__Written task__
Look through the listing for the word "camera". Copy each line that has it.

__Data supplied__

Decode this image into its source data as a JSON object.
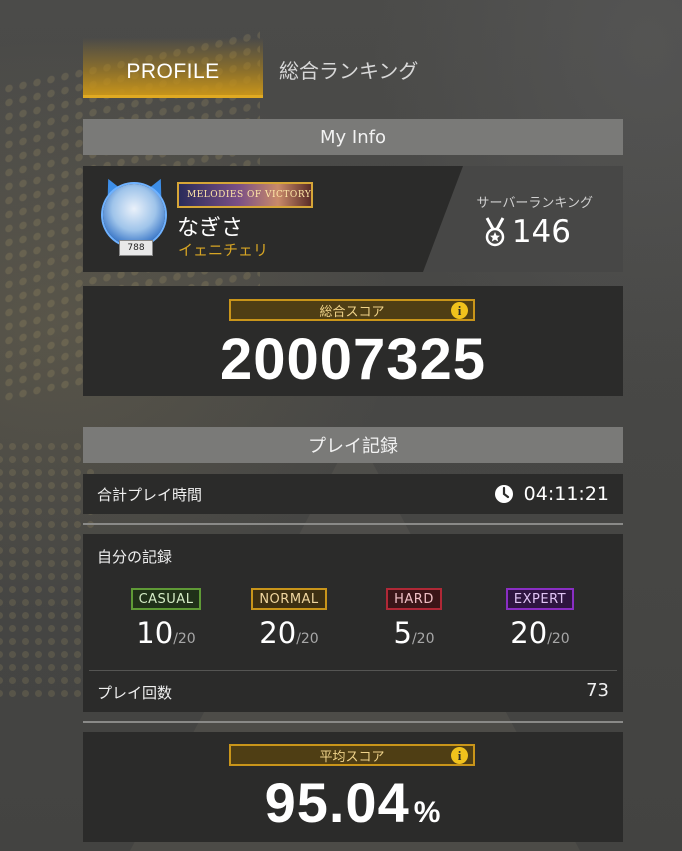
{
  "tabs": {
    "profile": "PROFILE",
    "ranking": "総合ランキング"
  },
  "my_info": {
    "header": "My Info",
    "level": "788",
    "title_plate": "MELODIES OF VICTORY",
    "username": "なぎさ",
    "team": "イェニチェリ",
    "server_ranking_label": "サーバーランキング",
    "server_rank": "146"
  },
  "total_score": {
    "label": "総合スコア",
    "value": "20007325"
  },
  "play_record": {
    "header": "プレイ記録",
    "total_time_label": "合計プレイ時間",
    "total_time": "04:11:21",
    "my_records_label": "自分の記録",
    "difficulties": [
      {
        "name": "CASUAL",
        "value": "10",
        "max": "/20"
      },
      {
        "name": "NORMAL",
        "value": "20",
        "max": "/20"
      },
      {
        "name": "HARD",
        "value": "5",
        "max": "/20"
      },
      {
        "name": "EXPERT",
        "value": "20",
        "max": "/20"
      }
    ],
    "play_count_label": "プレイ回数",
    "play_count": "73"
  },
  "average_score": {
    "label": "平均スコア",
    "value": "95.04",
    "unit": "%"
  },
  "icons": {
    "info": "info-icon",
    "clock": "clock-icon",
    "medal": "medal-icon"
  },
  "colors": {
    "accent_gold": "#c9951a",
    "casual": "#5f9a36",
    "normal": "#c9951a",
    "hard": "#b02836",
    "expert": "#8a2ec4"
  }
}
==
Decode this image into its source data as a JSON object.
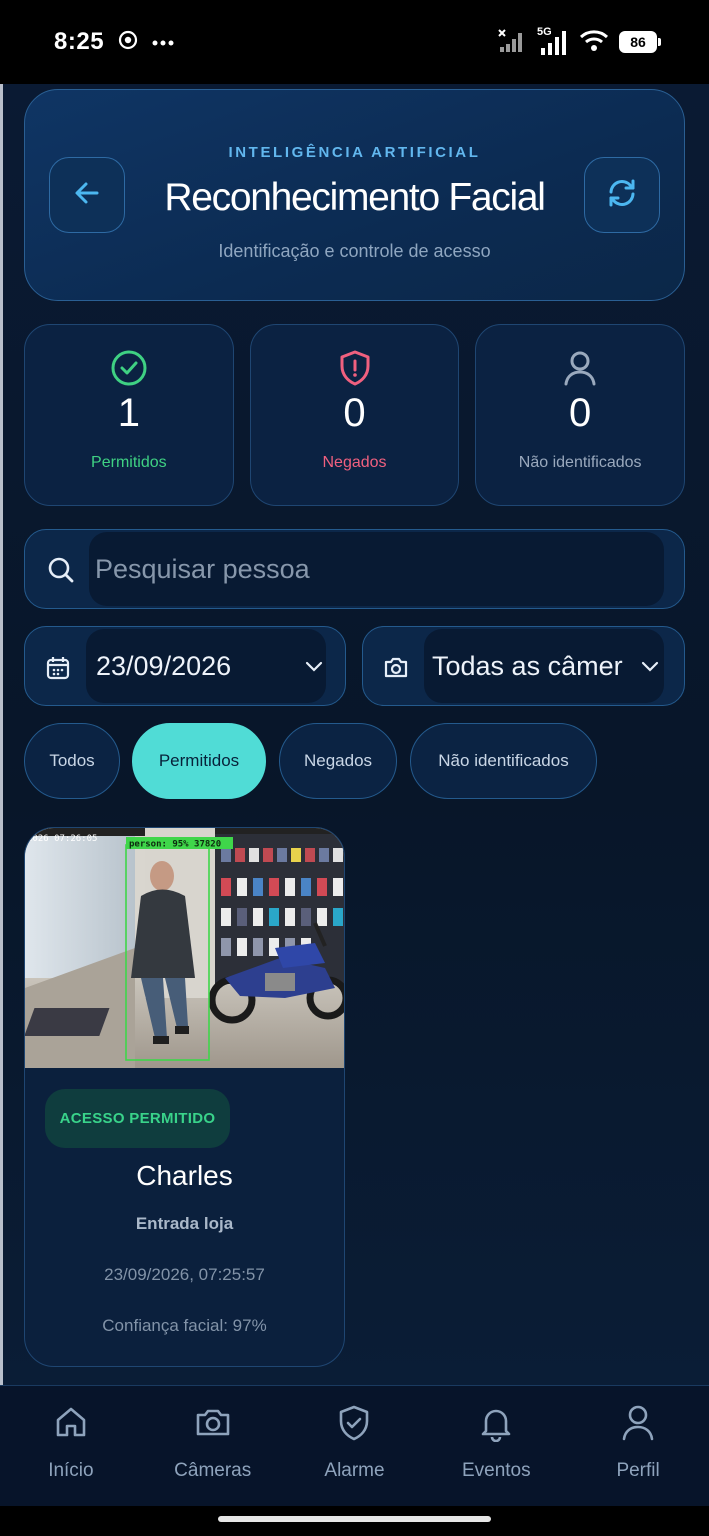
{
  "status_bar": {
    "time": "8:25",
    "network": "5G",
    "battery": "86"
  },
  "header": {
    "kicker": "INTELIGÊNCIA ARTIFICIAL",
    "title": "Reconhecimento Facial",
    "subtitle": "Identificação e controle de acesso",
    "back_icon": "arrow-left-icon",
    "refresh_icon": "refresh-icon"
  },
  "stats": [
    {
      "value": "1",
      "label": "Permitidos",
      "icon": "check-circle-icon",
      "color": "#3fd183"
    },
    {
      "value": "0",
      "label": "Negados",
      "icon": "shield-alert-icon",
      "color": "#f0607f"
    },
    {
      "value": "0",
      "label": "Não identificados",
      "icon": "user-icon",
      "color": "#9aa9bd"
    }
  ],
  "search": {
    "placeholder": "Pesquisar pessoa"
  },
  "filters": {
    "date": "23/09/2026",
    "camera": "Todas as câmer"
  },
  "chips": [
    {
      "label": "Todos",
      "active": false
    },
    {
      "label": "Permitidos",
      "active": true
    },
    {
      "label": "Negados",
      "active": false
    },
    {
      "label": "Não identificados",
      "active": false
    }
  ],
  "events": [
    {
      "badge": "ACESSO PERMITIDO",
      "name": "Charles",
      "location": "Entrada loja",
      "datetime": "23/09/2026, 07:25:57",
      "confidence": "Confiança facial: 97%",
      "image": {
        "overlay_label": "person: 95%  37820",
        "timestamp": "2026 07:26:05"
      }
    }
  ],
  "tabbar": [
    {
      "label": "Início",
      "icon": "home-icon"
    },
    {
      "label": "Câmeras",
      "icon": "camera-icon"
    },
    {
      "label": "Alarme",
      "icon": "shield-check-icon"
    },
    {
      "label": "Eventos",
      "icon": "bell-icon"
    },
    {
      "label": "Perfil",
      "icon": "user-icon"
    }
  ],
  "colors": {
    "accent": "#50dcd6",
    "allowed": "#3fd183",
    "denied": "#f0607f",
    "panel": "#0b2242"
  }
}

__Response to this task__
    "camera": "Todas as câmer"
      "icon": "camera-icon"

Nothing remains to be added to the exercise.